**ОТРЫВОК:**
:::::

Фотография: Михаил Киселев
Мы жевали гудрон. Детство проходило в атмосфере полной вседозволенности и полного голода. Голода любого рода — и информационного, и физического. Мы жрали все, что на глаза попадалось. А гудрон — это то, чем крыши кроют. Его трудно жевать, он к небу прилипает, к зубам. Это такая метафора. Ты знакомишься с человеком и спрашиваешь: «А чего, гудрон в детстве жевал?» Если ответ отрицательный, значит, вам делать вместе нечего.
Когда ровное течение жизни начинает заколебывать — жизнь обязательно бьет башкой. Затем ты выбираешься из ямы и двигаешься дальше. До следующего падения. Ты всего добился, у тебя есть семья прекрасная. Но тебе уже ничего не интересно. Есть люди, которые воспринимают кризис среднего возраста не так болезненно, как я.
Цель моей жизни мне пока неясна. Я пока пытаюсь ее понять. Я подменяю ее детьми. Работой. Вышиванием крестиком. Я восемь месяцев вышивала дочке Соне картинку. Получилась девочка на лошади.
Когда ты придешь к финалу, с тобой не будет одежды от «Армани». Не будет статуэток ТЭФИ. С тобой даже не будет детей. Когда понимаешь это вдруг, тут-то и начинаешь мучительно искать себя.
Я не люблю Москву. Она выворачивает людей, как шкурку. Здесь чудовищно извращена мораль. Когда я приехала покорять этот город, я была молода и полна сил. Если бы сейчас мне пришлось завоевывать Москву, я бы проиграла.
Сегодня молодые девушки не имеют преград в своих притязаниях. Мы все были молодыми девушками. У меня тоже была масса историй в молодости. Девушке хочется быть со взрослым мужчиной, но это должно пройти. Молодые девушки должны жить с молодыми.

:::::

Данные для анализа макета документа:
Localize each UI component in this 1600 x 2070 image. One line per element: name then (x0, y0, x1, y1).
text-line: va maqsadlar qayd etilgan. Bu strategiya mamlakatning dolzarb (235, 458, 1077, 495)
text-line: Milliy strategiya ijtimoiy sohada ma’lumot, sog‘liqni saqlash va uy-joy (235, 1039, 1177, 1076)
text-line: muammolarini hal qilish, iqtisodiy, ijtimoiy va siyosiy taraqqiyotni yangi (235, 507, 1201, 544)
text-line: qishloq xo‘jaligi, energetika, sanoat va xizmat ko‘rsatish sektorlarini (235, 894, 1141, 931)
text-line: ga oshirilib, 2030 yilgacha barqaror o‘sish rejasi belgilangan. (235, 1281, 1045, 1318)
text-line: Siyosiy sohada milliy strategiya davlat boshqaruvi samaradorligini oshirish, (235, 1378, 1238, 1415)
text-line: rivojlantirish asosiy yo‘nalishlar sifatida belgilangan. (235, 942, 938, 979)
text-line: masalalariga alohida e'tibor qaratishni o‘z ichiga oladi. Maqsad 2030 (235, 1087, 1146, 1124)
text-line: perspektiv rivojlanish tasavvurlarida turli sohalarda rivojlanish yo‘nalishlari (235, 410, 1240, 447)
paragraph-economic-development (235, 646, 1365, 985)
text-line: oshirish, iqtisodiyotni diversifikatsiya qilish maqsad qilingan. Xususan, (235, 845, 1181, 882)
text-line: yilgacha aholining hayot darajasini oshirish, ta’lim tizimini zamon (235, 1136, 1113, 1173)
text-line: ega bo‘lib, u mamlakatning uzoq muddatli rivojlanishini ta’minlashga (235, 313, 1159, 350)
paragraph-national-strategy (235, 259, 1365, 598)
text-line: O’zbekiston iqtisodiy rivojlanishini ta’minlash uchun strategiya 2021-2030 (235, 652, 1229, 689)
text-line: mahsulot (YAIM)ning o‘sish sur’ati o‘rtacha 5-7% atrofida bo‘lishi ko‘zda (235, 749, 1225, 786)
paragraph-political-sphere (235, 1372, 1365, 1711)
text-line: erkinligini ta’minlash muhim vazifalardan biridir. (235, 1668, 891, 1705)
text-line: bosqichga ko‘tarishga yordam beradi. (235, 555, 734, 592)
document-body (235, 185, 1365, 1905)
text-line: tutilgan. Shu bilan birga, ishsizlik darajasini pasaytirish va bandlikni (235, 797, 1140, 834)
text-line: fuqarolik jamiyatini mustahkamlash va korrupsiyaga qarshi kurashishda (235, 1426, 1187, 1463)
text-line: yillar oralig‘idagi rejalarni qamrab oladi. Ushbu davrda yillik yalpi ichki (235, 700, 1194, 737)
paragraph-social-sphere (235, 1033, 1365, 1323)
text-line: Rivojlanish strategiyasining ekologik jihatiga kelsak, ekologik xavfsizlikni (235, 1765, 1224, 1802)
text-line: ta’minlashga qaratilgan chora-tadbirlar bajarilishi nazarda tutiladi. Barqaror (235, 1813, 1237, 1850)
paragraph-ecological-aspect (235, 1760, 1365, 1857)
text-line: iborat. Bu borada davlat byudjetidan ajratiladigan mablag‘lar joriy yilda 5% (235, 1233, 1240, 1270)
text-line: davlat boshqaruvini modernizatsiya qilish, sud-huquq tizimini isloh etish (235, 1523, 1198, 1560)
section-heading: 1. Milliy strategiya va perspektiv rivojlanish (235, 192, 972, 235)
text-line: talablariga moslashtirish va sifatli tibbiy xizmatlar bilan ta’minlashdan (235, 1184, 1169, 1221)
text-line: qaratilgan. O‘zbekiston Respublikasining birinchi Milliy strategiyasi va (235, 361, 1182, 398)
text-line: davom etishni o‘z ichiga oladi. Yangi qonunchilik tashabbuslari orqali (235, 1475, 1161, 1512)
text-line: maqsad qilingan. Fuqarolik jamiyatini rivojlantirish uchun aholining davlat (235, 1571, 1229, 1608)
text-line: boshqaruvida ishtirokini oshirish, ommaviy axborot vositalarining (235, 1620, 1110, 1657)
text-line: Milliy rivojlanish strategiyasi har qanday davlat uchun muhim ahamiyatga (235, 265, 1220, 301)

:::::

**ЗАДАНИЕ 1:**
Ответьте на вопросы по отрывку о детстве, зрелости и Москве.
(a) Что такое гудрон, согласно отрывку?
(b) Сколько месяцев вышивалась картинка для дочки Сони и что на ней получилось?
(c) С кем, по словам отрывка, должны жить молодые девушки?
**ЗАДАНИЕ 2:**
Определите, согласуются ли утверждения с отрывком о детстве, зрелости и Москве. Каждый ответ подтвердите точной цитатой.
(a) Детство прошло в атмосфере достатка и сытости.
(b) В отрывке выражена любовь к Москве.
(c) Цель жизни пока остается неясной.
**ЗАДАНИЕ 3:** Допишите продолжение отрывка о детстве, зрелости и Москве, начав сразу после его последней фразы.

**ОТВЕТ 1:**
(a) Гудрон — это то, чем кроют крыши.
(b) Картинка вышивалась восемь месяцев, и на ней получилась девочка на лошади.
(c) Молодые девушки должны жить с молодыми.

**ОТВЕТ 2:**
(a) Нет: «Детство проходило в атмосфере полной вседозволенности и полного голода».
(b) Нет: «Я не люблю Москву».
(c) Да: «Цель моей жизни мне пока неясна».

**ОТВЕТ 3:**
Я реально смотрю на вещи и понимаю, что никакие трое детей, никакой звездный статус не удержат возле меня моего мужа Михаила, если внутри у меня не будет чего-то такого, что заставит его хотя бы меня уважать и удивляться. Ведь приятно, когда в любом возрасте тебе удивляются. Мы постоянно вместе. Нам трудно найти какую-то новую тему — просто потому, что работу и детей можно обсуждать до бесконечности.
Я пошла в ювелирный магазин. Хотела подыскать себе что-нибудь к жемчужным сережкам. Продавщица говорит: «Есть только брошь. Вы броши уже носите?» Ювелирный возраст — носишь брошь, пора в бабушки.
Да, я похожа на Фаину Раневскую. Мне об этом всю жизнь говорят. У нас какая-то одинаковая внутренняя королевская стать. Если мне это будет нужно, я пошлю на х… любого. Даже Путина. Или того, кто вместо него. Раневская была больным одиноким человеком. Но в ней была невиданная сила: «Да, я слабая. Да, я одна. А вы все идите в жопу». Она держала дистанцию — не к людям, к ситуации. Ситуации ведь проходят. Дистанция — остается.
Сейчас у меня работают семь человек. Три водителя, три няньки и домработница. Но если что-то бахнет, я пойду работать кем угодно — уборщицей, горшки выносить. Я не вижу для этого никаких преград. Я абсолютно нормальная баба. И да, могу полностью раствориться в детях. Но это неправильно. Я способна на большее.
Бывает, мы с Мишей поссорились и идем на съемки «Хороших шуток». Вышли, пошутили, сели в машину и не разговаривая поехали домой. Мы ведь давно в профессии: подводить людей не имеем права.
Смех — это очень большая защита. Если ты попал в беду, смех может снизить уровень боли. Но увлекаться этим тоже не стоит. Наших с мужем детей мы частенько вышучиваем. Иногда они обижаются. И я внутренне боюсь, что дети станут меня стесняться и перестанут рассказывать свои секреты.
У меня отец — слепой. Ему было 14 лет, они с друзьями фиганули какую-то найденную бомбу в костер. Ему оторвало руку. Он постепенно ослеп. И только недавно я поняла, откуда во мне это повышенное внимание к людям: ведь мы же всей семьей предугадывали желания отца. Делали это аккуратно. Он не чувствовал себя беспомощным, жалости к нему не было никогда. Отец не знает, как я выгляжу, но он, конечно, слушает все мои выступления — и всегда меня критикует.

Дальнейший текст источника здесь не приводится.